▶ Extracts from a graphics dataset
□ □ □ □ □ □ □

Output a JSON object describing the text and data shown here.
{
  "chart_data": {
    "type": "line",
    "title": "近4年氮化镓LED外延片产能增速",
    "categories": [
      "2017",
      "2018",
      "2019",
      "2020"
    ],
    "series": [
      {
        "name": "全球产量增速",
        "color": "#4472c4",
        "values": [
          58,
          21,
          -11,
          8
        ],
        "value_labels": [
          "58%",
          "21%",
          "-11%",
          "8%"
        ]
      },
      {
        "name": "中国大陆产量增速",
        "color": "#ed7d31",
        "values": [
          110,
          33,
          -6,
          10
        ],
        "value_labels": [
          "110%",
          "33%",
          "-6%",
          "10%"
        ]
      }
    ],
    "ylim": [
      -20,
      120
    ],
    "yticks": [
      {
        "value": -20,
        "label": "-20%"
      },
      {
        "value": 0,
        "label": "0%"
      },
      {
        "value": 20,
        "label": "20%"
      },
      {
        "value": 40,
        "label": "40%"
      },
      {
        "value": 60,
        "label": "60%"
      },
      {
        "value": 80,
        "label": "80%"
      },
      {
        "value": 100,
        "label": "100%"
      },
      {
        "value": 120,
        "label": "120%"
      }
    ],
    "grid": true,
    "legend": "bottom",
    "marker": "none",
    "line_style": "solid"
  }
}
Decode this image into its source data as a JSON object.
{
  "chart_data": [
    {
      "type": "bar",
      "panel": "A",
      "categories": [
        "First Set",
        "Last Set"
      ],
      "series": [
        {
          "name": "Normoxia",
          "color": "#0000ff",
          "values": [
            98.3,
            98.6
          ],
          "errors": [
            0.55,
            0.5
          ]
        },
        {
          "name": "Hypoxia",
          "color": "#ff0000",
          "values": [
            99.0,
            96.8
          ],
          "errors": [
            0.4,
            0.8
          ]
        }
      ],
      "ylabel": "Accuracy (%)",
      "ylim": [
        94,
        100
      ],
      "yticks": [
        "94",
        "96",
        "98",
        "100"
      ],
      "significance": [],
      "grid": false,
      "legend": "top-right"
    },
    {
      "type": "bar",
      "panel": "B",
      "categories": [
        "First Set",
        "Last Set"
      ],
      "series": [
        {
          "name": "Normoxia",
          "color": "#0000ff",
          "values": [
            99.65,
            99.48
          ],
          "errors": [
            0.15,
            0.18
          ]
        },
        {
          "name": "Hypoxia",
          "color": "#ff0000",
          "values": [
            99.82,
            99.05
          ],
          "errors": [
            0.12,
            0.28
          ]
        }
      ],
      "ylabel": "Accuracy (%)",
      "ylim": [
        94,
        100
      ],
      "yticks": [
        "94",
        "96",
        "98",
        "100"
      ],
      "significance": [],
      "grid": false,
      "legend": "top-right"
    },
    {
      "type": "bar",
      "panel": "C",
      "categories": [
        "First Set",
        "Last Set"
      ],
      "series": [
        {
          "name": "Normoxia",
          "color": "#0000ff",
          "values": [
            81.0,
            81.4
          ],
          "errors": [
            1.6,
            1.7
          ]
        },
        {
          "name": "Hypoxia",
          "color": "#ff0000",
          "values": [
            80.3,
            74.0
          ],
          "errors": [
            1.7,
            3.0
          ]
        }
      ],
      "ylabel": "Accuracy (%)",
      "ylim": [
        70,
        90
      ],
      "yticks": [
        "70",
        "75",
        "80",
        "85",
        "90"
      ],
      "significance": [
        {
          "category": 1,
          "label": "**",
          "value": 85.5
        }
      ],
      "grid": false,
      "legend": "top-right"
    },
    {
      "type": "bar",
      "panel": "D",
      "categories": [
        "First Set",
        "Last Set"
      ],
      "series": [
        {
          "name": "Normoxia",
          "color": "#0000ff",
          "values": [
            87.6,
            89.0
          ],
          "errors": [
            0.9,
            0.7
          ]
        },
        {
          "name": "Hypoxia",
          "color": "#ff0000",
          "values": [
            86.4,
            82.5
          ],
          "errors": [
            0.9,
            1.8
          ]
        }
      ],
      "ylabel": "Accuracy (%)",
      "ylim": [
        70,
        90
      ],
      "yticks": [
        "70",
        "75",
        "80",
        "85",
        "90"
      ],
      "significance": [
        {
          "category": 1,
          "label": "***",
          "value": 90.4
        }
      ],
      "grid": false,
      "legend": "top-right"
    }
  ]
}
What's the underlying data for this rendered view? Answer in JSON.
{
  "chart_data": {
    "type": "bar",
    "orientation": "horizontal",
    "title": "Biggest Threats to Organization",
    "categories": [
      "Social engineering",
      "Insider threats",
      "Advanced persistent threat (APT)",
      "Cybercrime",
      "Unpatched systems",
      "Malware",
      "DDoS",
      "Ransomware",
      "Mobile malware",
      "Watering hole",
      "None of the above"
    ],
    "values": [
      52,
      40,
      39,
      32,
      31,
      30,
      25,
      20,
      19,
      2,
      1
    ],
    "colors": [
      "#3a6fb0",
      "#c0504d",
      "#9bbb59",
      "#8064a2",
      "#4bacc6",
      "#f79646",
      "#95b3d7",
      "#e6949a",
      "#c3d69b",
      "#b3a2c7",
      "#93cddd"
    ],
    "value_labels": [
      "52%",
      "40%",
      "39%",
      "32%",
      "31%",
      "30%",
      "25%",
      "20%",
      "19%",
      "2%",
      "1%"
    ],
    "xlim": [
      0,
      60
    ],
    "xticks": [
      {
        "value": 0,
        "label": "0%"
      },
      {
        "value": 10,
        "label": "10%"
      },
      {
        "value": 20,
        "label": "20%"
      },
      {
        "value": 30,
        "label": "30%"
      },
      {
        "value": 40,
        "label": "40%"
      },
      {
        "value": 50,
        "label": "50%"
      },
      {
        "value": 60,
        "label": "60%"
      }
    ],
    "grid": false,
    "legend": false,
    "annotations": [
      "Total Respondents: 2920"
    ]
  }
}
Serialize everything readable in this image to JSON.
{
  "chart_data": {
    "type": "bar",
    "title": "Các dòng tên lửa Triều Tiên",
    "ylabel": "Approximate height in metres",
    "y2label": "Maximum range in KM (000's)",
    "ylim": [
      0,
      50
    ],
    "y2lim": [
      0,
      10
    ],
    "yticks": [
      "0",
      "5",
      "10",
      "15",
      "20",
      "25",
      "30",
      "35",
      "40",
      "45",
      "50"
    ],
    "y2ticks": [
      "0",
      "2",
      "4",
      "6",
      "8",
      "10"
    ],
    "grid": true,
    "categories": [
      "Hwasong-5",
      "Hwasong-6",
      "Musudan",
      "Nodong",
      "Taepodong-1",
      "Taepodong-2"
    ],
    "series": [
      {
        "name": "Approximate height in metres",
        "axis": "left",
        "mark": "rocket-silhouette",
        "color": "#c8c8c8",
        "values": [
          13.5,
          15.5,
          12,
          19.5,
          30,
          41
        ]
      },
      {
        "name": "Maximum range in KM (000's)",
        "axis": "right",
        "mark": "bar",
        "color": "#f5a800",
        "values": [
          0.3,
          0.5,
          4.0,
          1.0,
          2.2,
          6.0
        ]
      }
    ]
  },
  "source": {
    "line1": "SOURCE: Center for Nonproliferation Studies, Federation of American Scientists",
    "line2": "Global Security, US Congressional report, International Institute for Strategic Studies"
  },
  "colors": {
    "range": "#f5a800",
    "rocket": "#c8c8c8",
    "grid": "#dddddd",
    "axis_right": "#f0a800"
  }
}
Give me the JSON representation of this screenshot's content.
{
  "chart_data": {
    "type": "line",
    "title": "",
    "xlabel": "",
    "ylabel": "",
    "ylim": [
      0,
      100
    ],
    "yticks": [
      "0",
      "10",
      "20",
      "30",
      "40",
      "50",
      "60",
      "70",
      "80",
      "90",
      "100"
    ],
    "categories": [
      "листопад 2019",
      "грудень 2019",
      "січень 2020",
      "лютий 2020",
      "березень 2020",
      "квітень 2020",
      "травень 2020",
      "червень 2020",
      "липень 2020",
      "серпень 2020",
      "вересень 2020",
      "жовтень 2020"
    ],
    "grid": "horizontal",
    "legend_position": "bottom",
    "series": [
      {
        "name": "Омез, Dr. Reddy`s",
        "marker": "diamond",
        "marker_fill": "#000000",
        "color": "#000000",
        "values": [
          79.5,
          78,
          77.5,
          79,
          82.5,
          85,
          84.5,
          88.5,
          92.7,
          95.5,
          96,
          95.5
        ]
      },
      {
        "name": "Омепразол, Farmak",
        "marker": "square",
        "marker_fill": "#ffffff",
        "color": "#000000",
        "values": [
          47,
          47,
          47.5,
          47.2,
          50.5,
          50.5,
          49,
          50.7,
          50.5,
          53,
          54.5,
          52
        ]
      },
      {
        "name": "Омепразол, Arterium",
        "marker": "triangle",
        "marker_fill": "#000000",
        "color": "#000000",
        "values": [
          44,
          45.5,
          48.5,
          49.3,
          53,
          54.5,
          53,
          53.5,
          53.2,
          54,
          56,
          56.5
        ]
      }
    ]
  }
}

□ □ □ □ □ □ □

Go through the entries above and pull out each line with "Studies" in it.

▶ TASK RESULT
    "line1": "SOURCE: Center for Nonproliferation Studies, Federation of American Scientists",
    "line2": "Global Security, US Congressional report, International Institute for Strategic Studies"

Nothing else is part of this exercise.